TASK DETAILS: Reproduce, word for word, the full passage below on marsh loss at the refuge and the proposed water-level control structures.

Carowan reasons that the public road through the refuge would serve to dike much of the marsh from the sea level rise if the single opening at the Little Blackwater River were equipped with a water-level control structure to replace the present free-flowing condition—another project he is confident would attract partnership dollars. The several regulatory agencies that would be involved, however, are reluctant. They want to know what the biological effects would be in advance. That could take ten years worth of data collection while marsh losses are allowed to continue, said Carowan.
The severity of the problem is enough for him to continue to argue for immediate installation of control structures and the continual monitoring of effects after rather than before his remedy is tried. But he is used to regulatory processes. Before constructing the new impoundments, it took him years to convince regulators that converting cropland to wetland was okay.

DATA:
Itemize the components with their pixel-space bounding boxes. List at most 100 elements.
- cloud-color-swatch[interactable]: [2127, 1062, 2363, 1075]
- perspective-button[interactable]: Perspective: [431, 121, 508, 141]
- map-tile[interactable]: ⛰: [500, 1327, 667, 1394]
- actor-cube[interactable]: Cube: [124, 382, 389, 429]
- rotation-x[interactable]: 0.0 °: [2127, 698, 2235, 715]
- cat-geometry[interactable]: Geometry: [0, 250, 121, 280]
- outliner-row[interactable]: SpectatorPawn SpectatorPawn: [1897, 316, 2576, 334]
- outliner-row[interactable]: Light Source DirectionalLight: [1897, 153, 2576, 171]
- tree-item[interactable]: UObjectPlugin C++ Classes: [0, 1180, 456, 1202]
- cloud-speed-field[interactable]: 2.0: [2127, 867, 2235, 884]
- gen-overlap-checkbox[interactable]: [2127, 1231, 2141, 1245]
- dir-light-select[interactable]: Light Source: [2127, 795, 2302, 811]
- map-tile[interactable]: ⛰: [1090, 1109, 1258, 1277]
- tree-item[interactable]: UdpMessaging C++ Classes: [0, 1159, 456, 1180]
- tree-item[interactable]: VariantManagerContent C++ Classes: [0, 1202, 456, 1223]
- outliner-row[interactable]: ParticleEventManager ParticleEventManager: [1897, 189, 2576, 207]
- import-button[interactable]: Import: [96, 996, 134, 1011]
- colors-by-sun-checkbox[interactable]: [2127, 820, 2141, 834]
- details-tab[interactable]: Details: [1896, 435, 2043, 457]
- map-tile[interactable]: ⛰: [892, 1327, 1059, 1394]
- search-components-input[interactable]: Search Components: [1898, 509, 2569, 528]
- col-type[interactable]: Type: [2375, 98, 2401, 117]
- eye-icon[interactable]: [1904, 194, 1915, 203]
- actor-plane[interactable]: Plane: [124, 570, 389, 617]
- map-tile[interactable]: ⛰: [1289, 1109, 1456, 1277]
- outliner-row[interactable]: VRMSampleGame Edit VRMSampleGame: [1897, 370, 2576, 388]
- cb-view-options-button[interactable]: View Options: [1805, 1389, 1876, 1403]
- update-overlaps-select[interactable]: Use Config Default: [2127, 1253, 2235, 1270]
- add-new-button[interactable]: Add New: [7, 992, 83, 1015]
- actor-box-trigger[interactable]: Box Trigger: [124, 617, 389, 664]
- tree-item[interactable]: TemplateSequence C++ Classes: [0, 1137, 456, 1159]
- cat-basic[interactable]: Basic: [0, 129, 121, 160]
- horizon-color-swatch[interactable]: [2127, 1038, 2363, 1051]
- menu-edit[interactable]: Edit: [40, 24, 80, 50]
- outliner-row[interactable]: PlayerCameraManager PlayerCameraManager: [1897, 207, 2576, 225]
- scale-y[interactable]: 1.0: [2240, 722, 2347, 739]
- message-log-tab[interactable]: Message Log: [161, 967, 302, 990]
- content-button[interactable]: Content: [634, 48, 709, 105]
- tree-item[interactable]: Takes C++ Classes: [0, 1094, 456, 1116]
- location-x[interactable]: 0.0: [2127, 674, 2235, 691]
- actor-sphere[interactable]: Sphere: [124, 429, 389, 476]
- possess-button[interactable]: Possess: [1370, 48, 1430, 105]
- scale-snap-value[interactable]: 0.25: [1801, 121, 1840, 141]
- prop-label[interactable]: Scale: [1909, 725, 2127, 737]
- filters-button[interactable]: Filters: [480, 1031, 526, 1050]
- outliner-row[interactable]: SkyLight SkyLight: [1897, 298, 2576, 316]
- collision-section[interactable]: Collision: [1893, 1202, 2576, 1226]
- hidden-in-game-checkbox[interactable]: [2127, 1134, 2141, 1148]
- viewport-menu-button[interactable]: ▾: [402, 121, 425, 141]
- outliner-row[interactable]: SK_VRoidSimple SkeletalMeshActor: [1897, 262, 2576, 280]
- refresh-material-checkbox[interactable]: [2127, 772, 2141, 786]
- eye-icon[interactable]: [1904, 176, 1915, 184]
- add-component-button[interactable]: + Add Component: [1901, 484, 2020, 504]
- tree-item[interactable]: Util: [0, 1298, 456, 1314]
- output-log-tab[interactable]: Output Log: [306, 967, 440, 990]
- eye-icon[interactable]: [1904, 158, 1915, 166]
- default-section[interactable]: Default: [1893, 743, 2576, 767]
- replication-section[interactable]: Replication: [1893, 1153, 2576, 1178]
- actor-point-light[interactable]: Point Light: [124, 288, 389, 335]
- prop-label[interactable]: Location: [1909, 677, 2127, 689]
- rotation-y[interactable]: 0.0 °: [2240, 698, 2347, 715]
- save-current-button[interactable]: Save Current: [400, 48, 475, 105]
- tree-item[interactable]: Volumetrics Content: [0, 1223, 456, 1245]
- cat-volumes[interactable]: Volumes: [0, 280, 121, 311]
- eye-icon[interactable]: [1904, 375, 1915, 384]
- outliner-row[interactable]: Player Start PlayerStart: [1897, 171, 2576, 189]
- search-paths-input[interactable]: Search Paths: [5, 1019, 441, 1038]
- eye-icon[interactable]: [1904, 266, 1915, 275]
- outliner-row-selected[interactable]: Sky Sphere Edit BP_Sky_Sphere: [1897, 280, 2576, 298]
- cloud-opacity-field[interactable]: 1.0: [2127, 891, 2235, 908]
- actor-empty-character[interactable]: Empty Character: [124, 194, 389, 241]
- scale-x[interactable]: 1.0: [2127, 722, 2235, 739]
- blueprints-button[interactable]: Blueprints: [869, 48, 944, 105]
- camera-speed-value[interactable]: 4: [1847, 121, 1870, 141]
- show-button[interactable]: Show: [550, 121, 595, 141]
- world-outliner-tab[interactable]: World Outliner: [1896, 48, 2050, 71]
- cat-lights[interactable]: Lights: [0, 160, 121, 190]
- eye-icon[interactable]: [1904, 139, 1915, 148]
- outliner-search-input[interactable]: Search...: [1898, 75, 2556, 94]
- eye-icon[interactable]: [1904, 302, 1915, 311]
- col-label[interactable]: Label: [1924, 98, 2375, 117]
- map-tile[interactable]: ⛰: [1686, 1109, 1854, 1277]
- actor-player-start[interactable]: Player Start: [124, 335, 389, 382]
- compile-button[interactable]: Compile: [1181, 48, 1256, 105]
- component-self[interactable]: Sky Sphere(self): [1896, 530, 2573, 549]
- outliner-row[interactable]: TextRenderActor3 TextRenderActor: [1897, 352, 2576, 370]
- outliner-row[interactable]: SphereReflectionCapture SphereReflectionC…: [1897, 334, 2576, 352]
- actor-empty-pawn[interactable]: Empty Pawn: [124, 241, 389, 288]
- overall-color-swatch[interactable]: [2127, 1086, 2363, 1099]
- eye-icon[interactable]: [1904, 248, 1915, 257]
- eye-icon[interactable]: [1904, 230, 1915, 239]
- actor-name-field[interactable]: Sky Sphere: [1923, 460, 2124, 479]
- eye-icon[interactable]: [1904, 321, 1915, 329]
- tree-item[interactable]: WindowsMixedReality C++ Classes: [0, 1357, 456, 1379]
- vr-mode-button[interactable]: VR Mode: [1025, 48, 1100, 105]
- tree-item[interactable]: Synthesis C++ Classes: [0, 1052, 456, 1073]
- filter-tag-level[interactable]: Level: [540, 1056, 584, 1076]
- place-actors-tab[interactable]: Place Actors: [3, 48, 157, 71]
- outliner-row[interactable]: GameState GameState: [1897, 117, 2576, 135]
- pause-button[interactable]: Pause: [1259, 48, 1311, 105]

EXPECTED ANSWER:
Carowan reasons that the public road through the refuge would serve to dike much of the marsh from the sea level rise if the single opening at the Little Blackwater River were equipped with a water-level control structure to replace the present free-flowing condition—another project he is confident would attract partnership dollars. The several regulatory agencies that would be involved, however, are reluctant. They want to know what the biological effects would be in advance. That could take ten years worth of data collection while marsh losses are allowed to continue, said Carowan.
The severity of the problem is enough for him to continue to argue for immediate installation of control structures and the continual monitoring of effects after rather than before his remedy is tried. But he is used to regulatory processes. Before constructing the new impoundments, it took him years to convince regulators that converting cropland to wetland was okay.